Within the records below, find each line that holds the string "start", then copy it.
_ _ _ _
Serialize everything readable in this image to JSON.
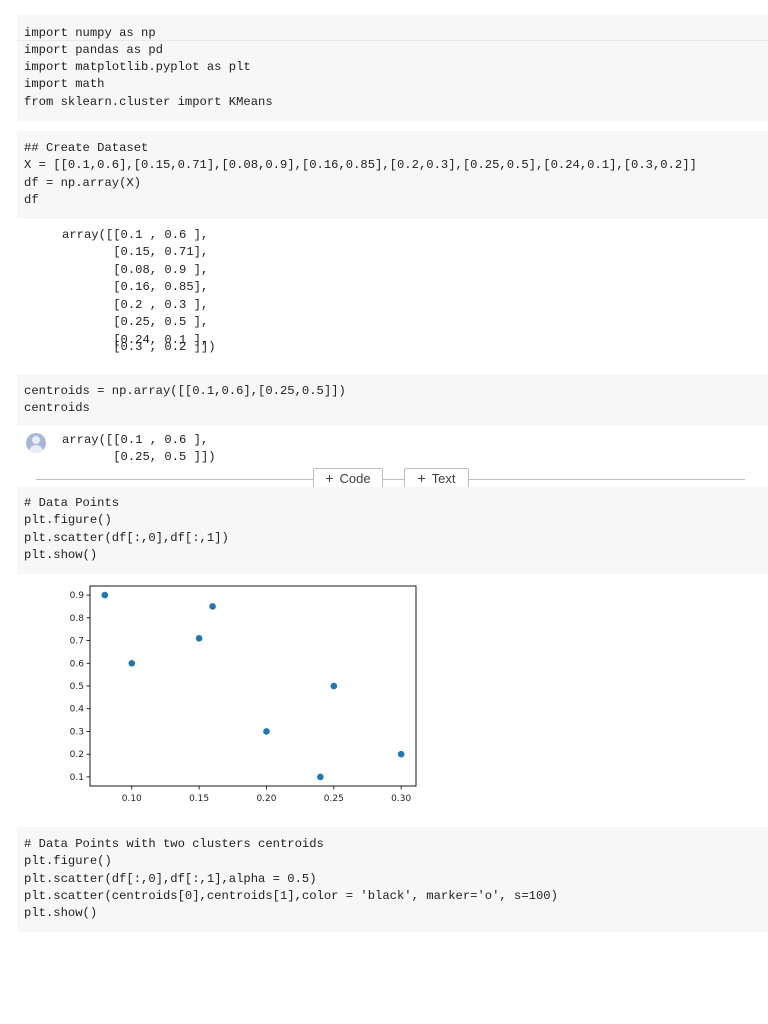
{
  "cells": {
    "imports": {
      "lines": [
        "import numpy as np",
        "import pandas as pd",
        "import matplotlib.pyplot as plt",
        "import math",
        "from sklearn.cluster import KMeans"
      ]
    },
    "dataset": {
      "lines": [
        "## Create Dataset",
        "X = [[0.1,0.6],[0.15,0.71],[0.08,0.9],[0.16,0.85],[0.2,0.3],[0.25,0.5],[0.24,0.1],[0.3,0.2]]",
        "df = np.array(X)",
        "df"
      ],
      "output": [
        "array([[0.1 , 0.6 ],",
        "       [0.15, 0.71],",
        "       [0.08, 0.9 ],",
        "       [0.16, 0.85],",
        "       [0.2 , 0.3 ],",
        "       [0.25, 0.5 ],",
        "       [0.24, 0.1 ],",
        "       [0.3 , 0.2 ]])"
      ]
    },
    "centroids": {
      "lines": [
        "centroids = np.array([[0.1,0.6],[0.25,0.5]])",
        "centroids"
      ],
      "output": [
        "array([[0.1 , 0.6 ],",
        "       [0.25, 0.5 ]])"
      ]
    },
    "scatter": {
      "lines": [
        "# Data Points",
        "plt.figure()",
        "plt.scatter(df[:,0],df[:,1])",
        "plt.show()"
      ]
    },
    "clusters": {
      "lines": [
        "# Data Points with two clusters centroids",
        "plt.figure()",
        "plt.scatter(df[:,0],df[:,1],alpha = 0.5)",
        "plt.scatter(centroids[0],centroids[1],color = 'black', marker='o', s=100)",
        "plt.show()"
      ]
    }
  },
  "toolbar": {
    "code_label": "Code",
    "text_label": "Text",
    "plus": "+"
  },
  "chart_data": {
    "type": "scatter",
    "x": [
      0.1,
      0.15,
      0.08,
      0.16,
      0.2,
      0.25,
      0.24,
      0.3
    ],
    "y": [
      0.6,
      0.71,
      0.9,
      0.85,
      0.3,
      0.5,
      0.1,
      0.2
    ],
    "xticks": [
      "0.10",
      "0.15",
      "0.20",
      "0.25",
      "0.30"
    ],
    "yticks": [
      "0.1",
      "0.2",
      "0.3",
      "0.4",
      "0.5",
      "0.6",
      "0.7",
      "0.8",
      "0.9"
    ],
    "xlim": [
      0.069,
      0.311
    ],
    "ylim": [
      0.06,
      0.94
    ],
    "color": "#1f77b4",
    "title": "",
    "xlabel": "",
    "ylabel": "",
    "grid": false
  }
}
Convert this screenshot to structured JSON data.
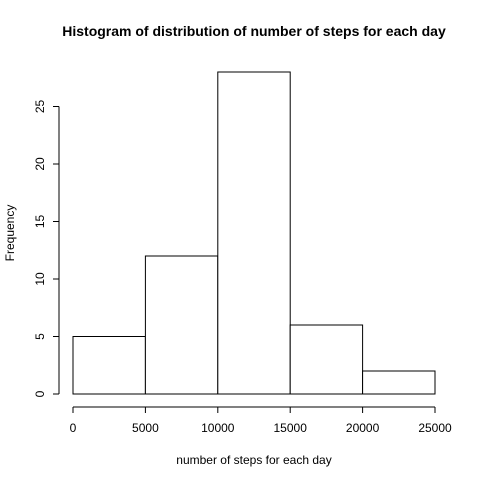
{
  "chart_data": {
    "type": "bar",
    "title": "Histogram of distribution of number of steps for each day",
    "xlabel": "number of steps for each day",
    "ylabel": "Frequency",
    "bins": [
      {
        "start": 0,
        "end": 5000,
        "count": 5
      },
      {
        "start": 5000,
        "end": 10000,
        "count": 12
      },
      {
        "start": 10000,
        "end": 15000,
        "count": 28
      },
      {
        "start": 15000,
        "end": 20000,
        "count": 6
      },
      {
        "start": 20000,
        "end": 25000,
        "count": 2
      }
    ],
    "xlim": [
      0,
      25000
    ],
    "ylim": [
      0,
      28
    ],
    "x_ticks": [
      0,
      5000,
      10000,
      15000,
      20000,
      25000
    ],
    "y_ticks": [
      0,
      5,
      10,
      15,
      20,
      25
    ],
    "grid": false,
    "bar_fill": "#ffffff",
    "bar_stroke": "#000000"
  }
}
_ _ _ _
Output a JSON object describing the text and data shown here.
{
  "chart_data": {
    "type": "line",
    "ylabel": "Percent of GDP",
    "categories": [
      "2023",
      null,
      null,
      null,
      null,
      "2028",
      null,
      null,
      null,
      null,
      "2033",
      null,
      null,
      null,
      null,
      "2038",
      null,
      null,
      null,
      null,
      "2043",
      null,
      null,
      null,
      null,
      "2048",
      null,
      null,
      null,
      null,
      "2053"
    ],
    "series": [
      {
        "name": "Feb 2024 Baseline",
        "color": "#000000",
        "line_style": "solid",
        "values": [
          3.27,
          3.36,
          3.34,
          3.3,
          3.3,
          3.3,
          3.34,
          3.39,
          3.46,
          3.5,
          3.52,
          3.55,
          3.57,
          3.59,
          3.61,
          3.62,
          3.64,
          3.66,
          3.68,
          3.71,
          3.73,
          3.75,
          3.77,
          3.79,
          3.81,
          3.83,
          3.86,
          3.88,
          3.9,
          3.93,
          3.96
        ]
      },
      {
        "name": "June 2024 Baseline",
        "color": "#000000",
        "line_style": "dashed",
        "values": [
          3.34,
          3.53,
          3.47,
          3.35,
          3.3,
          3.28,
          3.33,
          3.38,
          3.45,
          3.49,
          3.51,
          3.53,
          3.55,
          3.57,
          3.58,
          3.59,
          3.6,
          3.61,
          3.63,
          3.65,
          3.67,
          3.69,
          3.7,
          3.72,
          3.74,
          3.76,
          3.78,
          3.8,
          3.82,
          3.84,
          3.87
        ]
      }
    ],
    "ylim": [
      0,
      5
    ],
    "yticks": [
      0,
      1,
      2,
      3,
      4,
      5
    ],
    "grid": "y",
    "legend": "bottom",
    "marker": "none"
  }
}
_ _ _ _
- **Task solution**
        "start": 0,
        "start": 5000,
        "start": 10000,
        "start": 15000,
        "start": 20000,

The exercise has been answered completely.